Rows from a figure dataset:

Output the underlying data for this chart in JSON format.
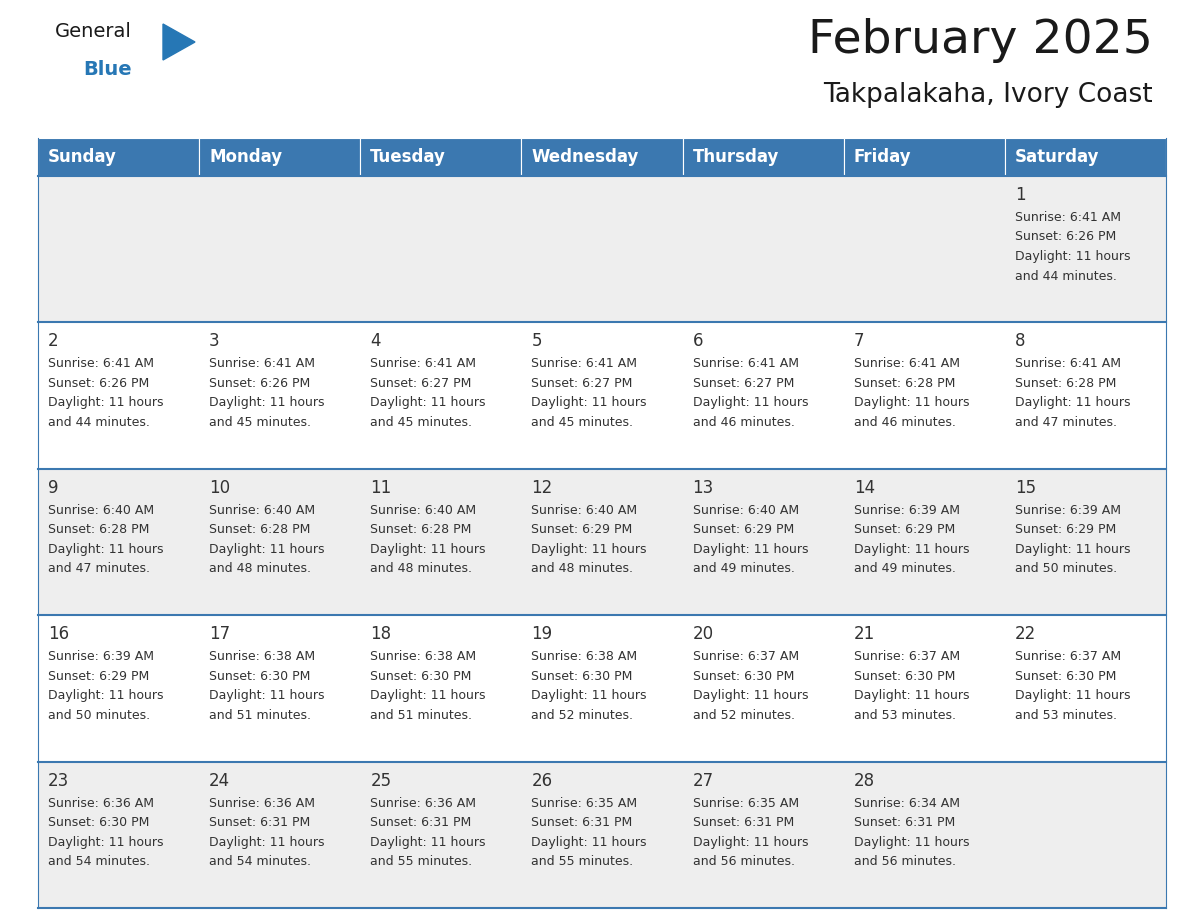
{
  "title": "February 2025",
  "subtitle": "Takpalakaha, Ivory Coast",
  "header_color": "#3b78b0",
  "header_text_color": "#ffffff",
  "days_of_week": [
    "Sunday",
    "Monday",
    "Tuesday",
    "Wednesday",
    "Thursday",
    "Friday",
    "Saturday"
  ],
  "background_color": "#ffffff",
  "cell_bg_row0": "#eeeeee",
  "cell_bg_row1": "#ffffff",
  "cell_bg_row2": "#eeeeee",
  "cell_bg_row3": "#ffffff",
  "cell_bg_row4": "#eeeeee",
  "cell_border_color": "#3b78b0",
  "day_number_color": "#333333",
  "info_text_color": "#333333",
  "calendar_data": [
    [
      null,
      null,
      null,
      null,
      null,
      null,
      {
        "day": "1",
        "sunrise": "6:41 AM",
        "sunset": "6:26 PM",
        "daylight_h": "11 hours",
        "daylight_m": "and 44 minutes."
      }
    ],
    [
      {
        "day": "2",
        "sunrise": "6:41 AM",
        "sunset": "6:26 PM",
        "daylight_h": "11 hours",
        "daylight_m": "and 44 minutes."
      },
      {
        "day": "3",
        "sunrise": "6:41 AM",
        "sunset": "6:26 PM",
        "daylight_h": "11 hours",
        "daylight_m": "and 45 minutes."
      },
      {
        "day": "4",
        "sunrise": "6:41 AM",
        "sunset": "6:27 PM",
        "daylight_h": "11 hours",
        "daylight_m": "and 45 minutes."
      },
      {
        "day": "5",
        "sunrise": "6:41 AM",
        "sunset": "6:27 PM",
        "daylight_h": "11 hours",
        "daylight_m": "and 45 minutes."
      },
      {
        "day": "6",
        "sunrise": "6:41 AM",
        "sunset": "6:27 PM",
        "daylight_h": "11 hours",
        "daylight_m": "and 46 minutes."
      },
      {
        "day": "7",
        "sunrise": "6:41 AM",
        "sunset": "6:28 PM",
        "daylight_h": "11 hours",
        "daylight_m": "and 46 minutes."
      },
      {
        "day": "8",
        "sunrise": "6:41 AM",
        "sunset": "6:28 PM",
        "daylight_h": "11 hours",
        "daylight_m": "and 47 minutes."
      }
    ],
    [
      {
        "day": "9",
        "sunrise": "6:40 AM",
        "sunset": "6:28 PM",
        "daylight_h": "11 hours",
        "daylight_m": "and 47 minutes."
      },
      {
        "day": "10",
        "sunrise": "6:40 AM",
        "sunset": "6:28 PM",
        "daylight_h": "11 hours",
        "daylight_m": "and 48 minutes."
      },
      {
        "day": "11",
        "sunrise": "6:40 AM",
        "sunset": "6:28 PM",
        "daylight_h": "11 hours",
        "daylight_m": "and 48 minutes."
      },
      {
        "day": "12",
        "sunrise": "6:40 AM",
        "sunset": "6:29 PM",
        "daylight_h": "11 hours",
        "daylight_m": "and 48 minutes."
      },
      {
        "day": "13",
        "sunrise": "6:40 AM",
        "sunset": "6:29 PM",
        "daylight_h": "11 hours",
        "daylight_m": "and 49 minutes."
      },
      {
        "day": "14",
        "sunrise": "6:39 AM",
        "sunset": "6:29 PM",
        "daylight_h": "11 hours",
        "daylight_m": "and 49 minutes."
      },
      {
        "day": "15",
        "sunrise": "6:39 AM",
        "sunset": "6:29 PM",
        "daylight_h": "11 hours",
        "daylight_m": "and 50 minutes."
      }
    ],
    [
      {
        "day": "16",
        "sunrise": "6:39 AM",
        "sunset": "6:29 PM",
        "daylight_h": "11 hours",
        "daylight_m": "and 50 minutes."
      },
      {
        "day": "17",
        "sunrise": "6:38 AM",
        "sunset": "6:30 PM",
        "daylight_h": "11 hours",
        "daylight_m": "and 51 minutes."
      },
      {
        "day": "18",
        "sunrise": "6:38 AM",
        "sunset": "6:30 PM",
        "daylight_h": "11 hours",
        "daylight_m": "and 51 minutes."
      },
      {
        "day": "19",
        "sunrise": "6:38 AM",
        "sunset": "6:30 PM",
        "daylight_h": "11 hours",
        "daylight_m": "and 52 minutes."
      },
      {
        "day": "20",
        "sunrise": "6:37 AM",
        "sunset": "6:30 PM",
        "daylight_h": "11 hours",
        "daylight_m": "and 52 minutes."
      },
      {
        "day": "21",
        "sunrise": "6:37 AM",
        "sunset": "6:30 PM",
        "daylight_h": "11 hours",
        "daylight_m": "and 53 minutes."
      },
      {
        "day": "22",
        "sunrise": "6:37 AM",
        "sunset": "6:30 PM",
        "daylight_h": "11 hours",
        "daylight_m": "and 53 minutes."
      }
    ],
    [
      {
        "day": "23",
        "sunrise": "6:36 AM",
        "sunset": "6:30 PM",
        "daylight_h": "11 hours",
        "daylight_m": "and 54 minutes."
      },
      {
        "day": "24",
        "sunrise": "6:36 AM",
        "sunset": "6:31 PM",
        "daylight_h": "11 hours",
        "daylight_m": "and 54 minutes."
      },
      {
        "day": "25",
        "sunrise": "6:36 AM",
        "sunset": "6:31 PM",
        "daylight_h": "11 hours",
        "daylight_m": "and 55 minutes."
      },
      {
        "day": "26",
        "sunrise": "6:35 AM",
        "sunset": "6:31 PM",
        "daylight_h": "11 hours",
        "daylight_m": "and 55 minutes."
      },
      {
        "day": "27",
        "sunrise": "6:35 AM",
        "sunset": "6:31 PM",
        "daylight_h": "11 hours",
        "daylight_m": "and 56 minutes."
      },
      {
        "day": "28",
        "sunrise": "6:34 AM",
        "sunset": "6:31 PM",
        "daylight_h": "11 hours",
        "daylight_m": "and 56 minutes."
      },
      null
    ]
  ],
  "row_bg_colors": [
    "#eeeeee",
    "#ffffff",
    "#eeeeee",
    "#ffffff",
    "#eeeeee"
  ],
  "fig_width": 11.88,
  "fig_height": 9.18,
  "dpi": 100
}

→ **What is expected**:
Give the entries again word for word, but skip the pictures.

→ **Solved exercise**:
Output the underlying data for this chart in JSON format.
{
  "title": "February 2025",
  "subtitle": "Takpalakaha, Ivory Coast",
  "header_color": "#3b78b0",
  "header_text_color": "#ffffff",
  "days_of_week": [
    "Sunday",
    "Monday",
    "Tuesday",
    "Wednesday",
    "Thursday",
    "Friday",
    "Saturday"
  ],
  "background_color": "#ffffff",
  "cell_bg_row0": "#eeeeee",
  "cell_bg_row1": "#ffffff",
  "cell_bg_row2": "#eeeeee",
  "cell_bg_row3": "#ffffff",
  "cell_bg_row4": "#eeeeee",
  "cell_border_color": "#3b78b0",
  "day_number_color": "#333333",
  "info_text_color": "#333333",
  "calendar_data": [
    [
      null,
      null,
      null,
      null,
      null,
      null,
      {
        "day": "1",
        "sunrise": "6:41 AM",
        "sunset": "6:26 PM",
        "daylight_h": "11 hours",
        "daylight_m": "and 44 minutes."
      }
    ],
    [
      {
        "day": "2",
        "sunrise": "6:41 AM",
        "sunset": "6:26 PM",
        "daylight_h": "11 hours",
        "daylight_m": "and 44 minutes."
      },
      {
        "day": "3",
        "sunrise": "6:41 AM",
        "sunset": "6:26 PM",
        "daylight_h": "11 hours",
        "daylight_m": "and 45 minutes."
      },
      {
        "day": "4",
        "sunrise": "6:41 AM",
        "sunset": "6:27 PM",
        "daylight_h": "11 hours",
        "daylight_m": "and 45 minutes."
      },
      {
        "day": "5",
        "sunrise": "6:41 AM",
        "sunset": "6:27 PM",
        "daylight_h": "11 hours",
        "daylight_m": "and 45 minutes."
      },
      {
        "day": "6",
        "sunrise": "6:41 AM",
        "sunset": "6:27 PM",
        "daylight_h": "11 hours",
        "daylight_m": "and 46 minutes."
      },
      {
        "day": "7",
        "sunrise": "6:41 AM",
        "sunset": "6:28 PM",
        "daylight_h": "11 hours",
        "daylight_m": "and 46 minutes."
      },
      {
        "day": "8",
        "sunrise": "6:41 AM",
        "sunset": "6:28 PM",
        "daylight_h": "11 hours",
        "daylight_m": "and 47 minutes."
      }
    ],
    [
      {
        "day": "9",
        "sunrise": "6:40 AM",
        "sunset": "6:28 PM",
        "daylight_h": "11 hours",
        "daylight_m": "and 47 minutes."
      },
      {
        "day": "10",
        "sunrise": "6:40 AM",
        "sunset": "6:28 PM",
        "daylight_h": "11 hours",
        "daylight_m": "and 48 minutes."
      },
      {
        "day": "11",
        "sunrise": "6:40 AM",
        "sunset": "6:28 PM",
        "daylight_h": "11 hours",
        "daylight_m": "and 48 minutes."
      },
      {
        "day": "12",
        "sunrise": "6:40 AM",
        "sunset": "6:29 PM",
        "daylight_h": "11 hours",
        "daylight_m": "and 48 minutes."
      },
      {
        "day": "13",
        "sunrise": "6:40 AM",
        "sunset": "6:29 PM",
        "daylight_h": "11 hours",
        "daylight_m": "and 49 minutes."
      },
      {
        "day": "14",
        "sunrise": "6:39 AM",
        "sunset": "6:29 PM",
        "daylight_h": "11 hours",
        "daylight_m": "and 49 minutes."
      },
      {
        "day": "15",
        "sunrise": "6:39 AM",
        "sunset": "6:29 PM",
        "daylight_h": "11 hours",
        "daylight_m": "and 50 minutes."
      }
    ],
    [
      {
        "day": "16",
        "sunrise": "6:39 AM",
        "sunset": "6:29 PM",
        "daylight_h": "11 hours",
        "daylight_m": "and 50 minutes."
      },
      {
        "day": "17",
        "sunrise": "6:38 AM",
        "sunset": "6:30 PM",
        "daylight_h": "11 hours",
        "daylight_m": "and 51 minutes."
      },
      {
        "day": "18",
        "sunrise": "6:38 AM",
        "sunset": "6:30 PM",
        "daylight_h": "11 hours",
        "daylight_m": "and 51 minutes."
      },
      {
        "day": "19",
        "sunrise": "6:38 AM",
        "sunset": "6:30 PM",
        "daylight_h": "11 hours",
        "daylight_m": "and 52 minutes."
      },
      {
        "day": "20",
        "sunrise": "6:37 AM",
        "sunset": "6:30 PM",
        "daylight_h": "11 hours",
        "daylight_m": "and 52 minutes."
      },
      {
        "day": "21",
        "sunrise": "6:37 AM",
        "sunset": "6:30 PM",
        "daylight_h": "11 hours",
        "daylight_m": "and 53 minutes."
      },
      {
        "day": "22",
        "sunrise": "6:37 AM",
        "sunset": "6:30 PM",
        "daylight_h": "11 hours",
        "daylight_m": "and 53 minutes."
      }
    ],
    [
      {
        "day": "23",
        "sunrise": "6:36 AM",
        "sunset": "6:30 PM",
        "daylight_h": "11 hours",
        "daylight_m": "and 54 minutes."
      },
      {
        "day": "24",
        "sunrise": "6:36 AM",
        "sunset": "6:31 PM",
        "daylight_h": "11 hours",
        "daylight_m": "and 54 minutes."
      },
      {
        "day": "25",
        "sunrise": "6:36 AM",
        "sunset": "6:31 PM",
        "daylight_h": "11 hours",
        "daylight_m": "and 55 minutes."
      },
      {
        "day": "26",
        "sunrise": "6:35 AM",
        "sunset": "6:31 PM",
        "daylight_h": "11 hours",
        "daylight_m": "and 55 minutes."
      },
      {
        "day": "27",
        "sunrise": "6:35 AM",
        "sunset": "6:31 PM",
        "daylight_h": "11 hours",
        "daylight_m": "and 56 minutes."
      },
      {
        "day": "28",
        "sunrise": "6:34 AM",
        "sunset": "6:31 PM",
        "daylight_h": "11 hours",
        "daylight_m": "and 56 minutes."
      },
      null
    ]
  ],
  "row_bg_colors": [
    "#eeeeee",
    "#ffffff",
    "#eeeeee",
    "#ffffff",
    "#eeeeee"
  ],
  "fig_width": 11.88,
  "fig_height": 9.18,
  "dpi": 100
}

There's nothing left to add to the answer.